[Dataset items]

——

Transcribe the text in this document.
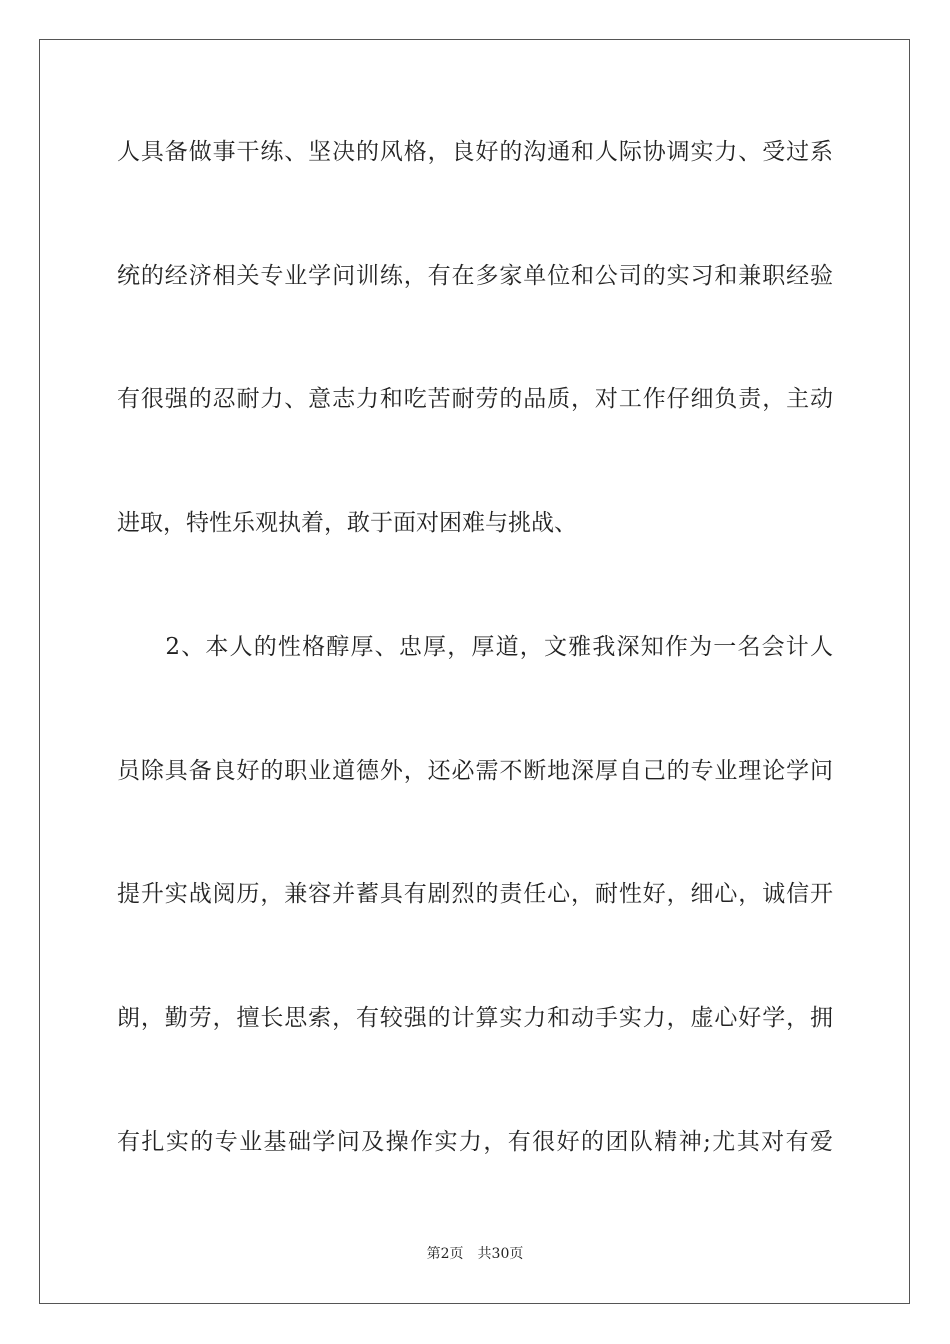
人具备做事干练、坚决的风格，良好的沟通和人际协调实力、受过系
统的经济相关专业学问训练，有在多家单位和公司的实习和兼职经验
有很强的忍耐力、意志力和吃苦耐劳的品质，对工作仔细负责，主动
进取，特性乐观执着，敢于面对困难与挑战、
　　2、本人的性格醇厚、忠厚，厚道，文雅我深知作为一名会计人
员除具备良好的职业道德外，还必需不断地深厚自己的专业理论学问
提升实战阅历，兼容并蓄具有剧烈的责任心，耐性好，细心，诚信开
朗，勤劳，擅长思索，有较强的计算实力和动手实力，虚心好学，拥
有扎实的专业基础学问及操作实力，有很好的团队精神;尤其对有爱
第2页 共30页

——

:: STATED GOAL ::
Write every entry out again exactly, dropping the pictures.

:: WRITTEN ANSWER ::
Transcribe the text in this document.
人具备做事干练、坚决的风格，良好的沟通和人际协调实力、受过系
统的经济相关专业学问训练，有在多家单位和公司的实习和兼职经验
有很强的忍耐力、意志力和吃苦耐劳的品质，对工作仔细负责，主动
进取，特性乐观执着，敢于面对困难与挑战、
　　2、本人的性格醇厚、忠厚，厚道，文雅我深知作为一名会计人
员除具备良好的职业道德外，还必需不断地深厚自己的专业理论学问
提升实战阅历，兼容并蓄具有剧烈的责任心，耐性好，细心，诚信开
朗，勤劳，擅长思索，有较强的计算实力和动手实力，虚心好学，拥
有扎实的专业基础学问及操作实力，有很好的团队精神;尤其对有爱
第2页 共30页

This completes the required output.